* Morawiecki to put his stamp on cabinet a month after taking over
* Loyalist Czerwinska most likely next finance minister: sources
* Morawiecki heads to Brussels later on Tuesday

Poland's new prime minister, Mateusz Morawiecki, will reshuffle the two-year-old conservative government on Tuesday before flying to Brussels to discuss controversial judicial reforms.

The long-expected shake-up will probably involve naming a new finance, foreign, environment and health minister, several sources close to the ruling Law and Justice (PiS) party have told Reuters.

‘The swearing-in should take place around noon,’ Morawiecki's spokeswoman Joanna Kopcinska said on Monday.

Teresa Czerwinska, a deputy finance minister responsible for budget affairs, is the most likely to succeed Morawiecki himself as finance minister, two sources said.

Two other sources said that either President Andrzej Duda's top foreign policy adviser, Krzysztof Szczerski, or Adam Bielan, a deputy speaker of the upper house of parliament, would replace Witold Waszczykowski as foreign minister.

‘Szczerski has long been the top candidate but Bielan's candidacy is also strong,’ a government source said.

Morawiecki stepped up from finance minister to replace Beata Szydlo as premier last month, at the midpoint of the parliamentary term, as PiS gears up for local elections in late 2018 and parliamentary and presidential elections in 2019 and 2020.

Czerwinska is seen as loyal to Morawiecki and likely to continue his economic policy with little change of emphasis.

But it remains to be seen whether Morawiecki will improve Warsaw's relations with Brussels. Poland, once a champion of democratic changes after the fall of Communism, is now at loggerheads with the European Union over sweeping changes to state institutions that critics say have undermined democracy and the rule of law.

Morawiecki is due to meet European Commission President Jean-Claude Juncker in Brussels on Tuesday.

The EU executive launched an unprecedented action against Poland in December, calling on other member states to prepare sanctions if Warsaw fails to reverse a series of judicial reforms.

The PiS government says the reforms will speed up slow and inefficient courts and sweep away a lingering communist era-mentality. Brussels says they politicise the judiciary, and are at odds with core EU values.

Data to examine
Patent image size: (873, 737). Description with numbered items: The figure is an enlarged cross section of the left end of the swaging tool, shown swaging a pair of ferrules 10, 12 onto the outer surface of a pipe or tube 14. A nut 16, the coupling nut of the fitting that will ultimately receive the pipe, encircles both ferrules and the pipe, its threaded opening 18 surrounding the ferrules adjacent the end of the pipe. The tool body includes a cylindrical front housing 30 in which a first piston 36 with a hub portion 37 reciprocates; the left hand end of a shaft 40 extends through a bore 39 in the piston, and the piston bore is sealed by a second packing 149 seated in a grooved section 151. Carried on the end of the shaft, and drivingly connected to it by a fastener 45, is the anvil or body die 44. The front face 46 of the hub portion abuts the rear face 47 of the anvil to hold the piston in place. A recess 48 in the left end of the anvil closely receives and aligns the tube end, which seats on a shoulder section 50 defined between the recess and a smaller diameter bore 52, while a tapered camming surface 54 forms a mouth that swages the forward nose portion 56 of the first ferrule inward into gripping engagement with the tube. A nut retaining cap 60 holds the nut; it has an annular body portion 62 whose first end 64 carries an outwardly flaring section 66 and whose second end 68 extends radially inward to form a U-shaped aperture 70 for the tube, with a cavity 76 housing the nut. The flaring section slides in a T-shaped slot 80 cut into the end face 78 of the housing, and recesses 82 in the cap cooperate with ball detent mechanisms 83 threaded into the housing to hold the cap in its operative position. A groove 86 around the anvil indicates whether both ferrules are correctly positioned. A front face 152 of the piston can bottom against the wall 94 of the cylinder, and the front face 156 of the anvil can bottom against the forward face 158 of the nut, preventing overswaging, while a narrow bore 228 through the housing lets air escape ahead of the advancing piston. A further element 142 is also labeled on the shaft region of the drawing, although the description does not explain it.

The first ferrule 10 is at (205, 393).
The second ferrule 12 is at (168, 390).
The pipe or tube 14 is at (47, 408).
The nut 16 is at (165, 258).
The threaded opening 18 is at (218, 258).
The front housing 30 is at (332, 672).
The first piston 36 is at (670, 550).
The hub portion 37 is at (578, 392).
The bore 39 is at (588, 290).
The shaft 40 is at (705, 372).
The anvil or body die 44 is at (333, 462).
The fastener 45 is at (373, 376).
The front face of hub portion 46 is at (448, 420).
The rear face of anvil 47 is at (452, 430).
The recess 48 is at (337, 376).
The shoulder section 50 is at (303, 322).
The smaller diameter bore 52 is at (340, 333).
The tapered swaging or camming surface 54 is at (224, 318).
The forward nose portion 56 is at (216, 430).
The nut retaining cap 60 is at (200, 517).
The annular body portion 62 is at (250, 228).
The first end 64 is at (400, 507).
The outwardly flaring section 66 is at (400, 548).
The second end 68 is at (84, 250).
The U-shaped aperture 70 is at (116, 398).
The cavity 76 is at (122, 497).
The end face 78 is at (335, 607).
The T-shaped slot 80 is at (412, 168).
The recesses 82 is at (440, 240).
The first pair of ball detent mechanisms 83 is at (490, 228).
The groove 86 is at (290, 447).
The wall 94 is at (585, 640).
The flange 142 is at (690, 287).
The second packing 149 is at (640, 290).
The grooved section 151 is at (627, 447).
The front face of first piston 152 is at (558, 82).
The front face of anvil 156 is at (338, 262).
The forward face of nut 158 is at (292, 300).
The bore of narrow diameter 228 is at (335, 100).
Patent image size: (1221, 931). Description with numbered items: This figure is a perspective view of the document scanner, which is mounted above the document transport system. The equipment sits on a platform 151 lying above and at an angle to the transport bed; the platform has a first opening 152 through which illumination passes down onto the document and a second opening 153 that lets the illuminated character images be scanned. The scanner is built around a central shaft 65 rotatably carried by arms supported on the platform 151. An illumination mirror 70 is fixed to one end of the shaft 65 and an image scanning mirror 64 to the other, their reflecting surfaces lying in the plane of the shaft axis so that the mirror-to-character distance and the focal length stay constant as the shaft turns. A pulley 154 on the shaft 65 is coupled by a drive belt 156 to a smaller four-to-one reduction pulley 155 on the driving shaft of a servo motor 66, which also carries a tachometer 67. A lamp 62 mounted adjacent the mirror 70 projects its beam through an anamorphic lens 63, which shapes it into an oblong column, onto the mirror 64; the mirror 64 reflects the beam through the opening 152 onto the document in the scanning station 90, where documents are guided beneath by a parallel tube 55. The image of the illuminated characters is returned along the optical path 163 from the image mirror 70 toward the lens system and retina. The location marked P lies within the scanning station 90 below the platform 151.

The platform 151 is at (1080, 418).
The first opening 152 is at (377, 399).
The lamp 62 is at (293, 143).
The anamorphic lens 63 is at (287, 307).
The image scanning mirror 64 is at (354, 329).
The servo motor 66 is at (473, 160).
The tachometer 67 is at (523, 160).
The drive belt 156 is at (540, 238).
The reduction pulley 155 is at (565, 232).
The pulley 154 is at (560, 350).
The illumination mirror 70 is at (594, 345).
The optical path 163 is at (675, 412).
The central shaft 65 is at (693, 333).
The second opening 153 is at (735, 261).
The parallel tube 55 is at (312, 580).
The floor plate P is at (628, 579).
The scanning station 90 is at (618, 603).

Exercise objective
Could you reproduce, word for word, the stretch of the Morawiecki reshuffle article from "The long-expected shake-up" through "two sources said."? None of the data here matters for what is asked.

Result of the exercise
The long-expected shake-up will probably involve naming a new finance, foreign, environment and health minister, several sources close to the ruling Law and Justice (PiS) party have told Reuters.

‘The swearing-in should take place around noon,’ Morawiecki's spokeswoman Joanna Kopcinska said on Monday.

Teresa Czerwinska, a deputy finance minister responsible for budget affairs, is the most likely to succeed Morawiecki himself as finance minister, two sources said.